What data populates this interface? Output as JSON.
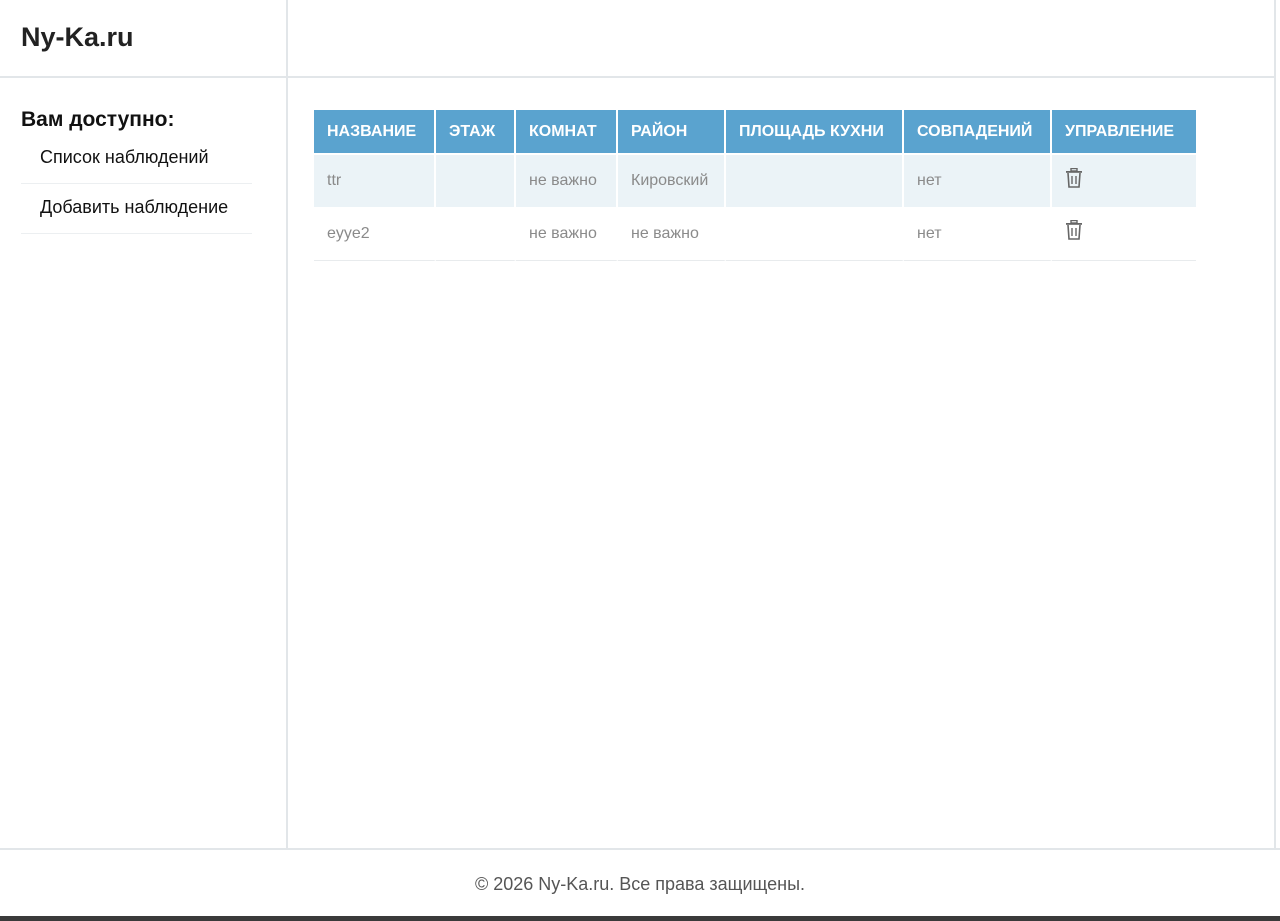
{
  "header": {
    "logo": "Ny-Ka.ru"
  },
  "sidebar": {
    "title": "Вам доступно:",
    "items": [
      {
        "label": "Список наблюдений"
      },
      {
        "label": "Добавить наблюдение"
      }
    ]
  },
  "table": {
    "columns": [
      "НАЗВАНИЕ",
      "ЭТАЖ",
      "КОМНАТ",
      "РАЙОН",
      "ПЛОЩАДЬ КУХНИ",
      "СОВПАДЕНИЙ",
      "УПРАВЛЕНИЕ"
    ],
    "rows": [
      {
        "name": "ttr",
        "floor": "",
        "rooms": "не важно",
        "district": "Кировский",
        "kitchen": "",
        "matches": "нет",
        "action_icon": "trash-icon"
      },
      {
        "name": "eyye2",
        "floor": "",
        "rooms": "не важно",
        "district": "не важно",
        "kitchen": "",
        "matches": "нет",
        "action_icon": "trash-icon"
      }
    ]
  },
  "footer": {
    "text": "© 2026 Ny-Ka.ru. Все права защищены."
  },
  "colors": {
    "table_header": "#5aa3cf",
    "row_stripe": "#ebf3f7"
  }
}
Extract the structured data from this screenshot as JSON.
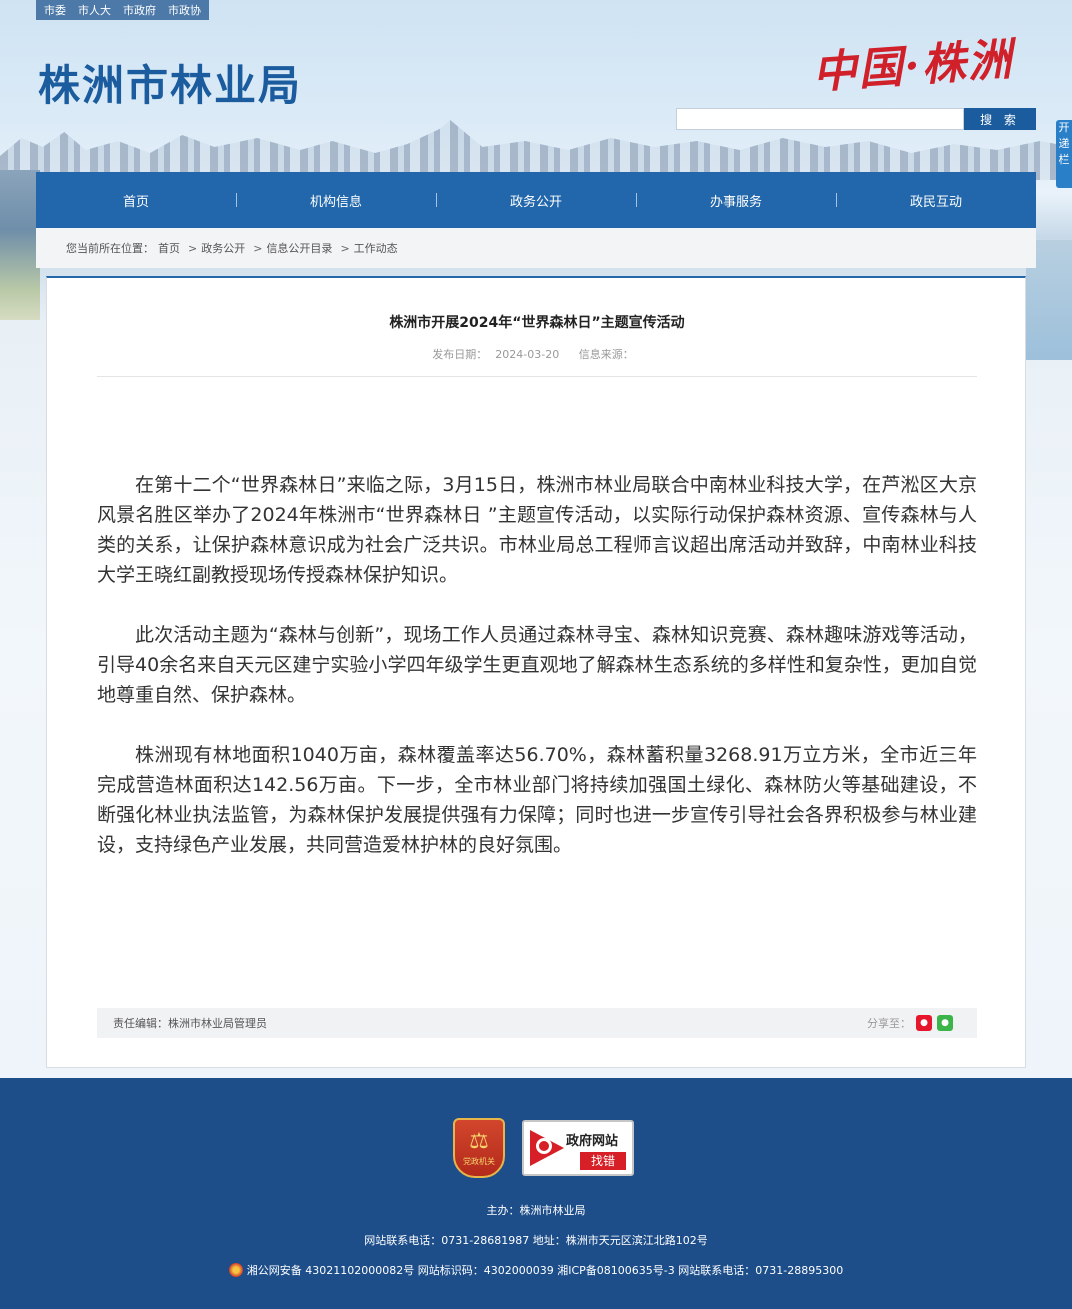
= = = = =
▶ Your instructions
The records above are to be restated exactly, without their pictures.

▶ Correct response
What data populates this interface? Output as JSON.
{
  "header": {
    "logo": "Ny-Ka.ru"
  },
  "sidebar": {
    "title": "Вам доступно:",
    "items": [
      {
        "label": "Список наблюдений"
      },
      {
        "label": "Добавить наблюдение"
      }
    ]
  },
  "table": {
    "columns": [
      "НАЗВАНИЕ",
      "ЭТАЖ",
      "КОМНАТ",
      "РАЙОН",
      "ПЛОЩАДЬ КУХНИ",
      "СОВПАДЕНИЙ",
      "УПРАВЛЕНИЕ"
    ],
    "rows": [
      {
        "name": "ttr",
        "floor": "",
        "rooms": "не важно",
        "district": "Кировский",
        "kitchen": "",
        "matches": "нет",
        "action_icon": "trash-icon"
      },
      {
        "name": "eyye2",
        "floor": "",
        "rooms": "не важно",
        "district": "не важно",
        "kitchen": "",
        "matches": "нет",
        "action_icon": "trash-icon"
      }
    ]
  },
  "footer": {
    "text": "© 2026 Ny-Ka.ru. Все права защищены."
  },
  "colors": {
    "table_header": "#5aa3cf",
    "row_stripe": "#ebf3f7"
  }
}
Extract the structured data from this screenshot as JSON.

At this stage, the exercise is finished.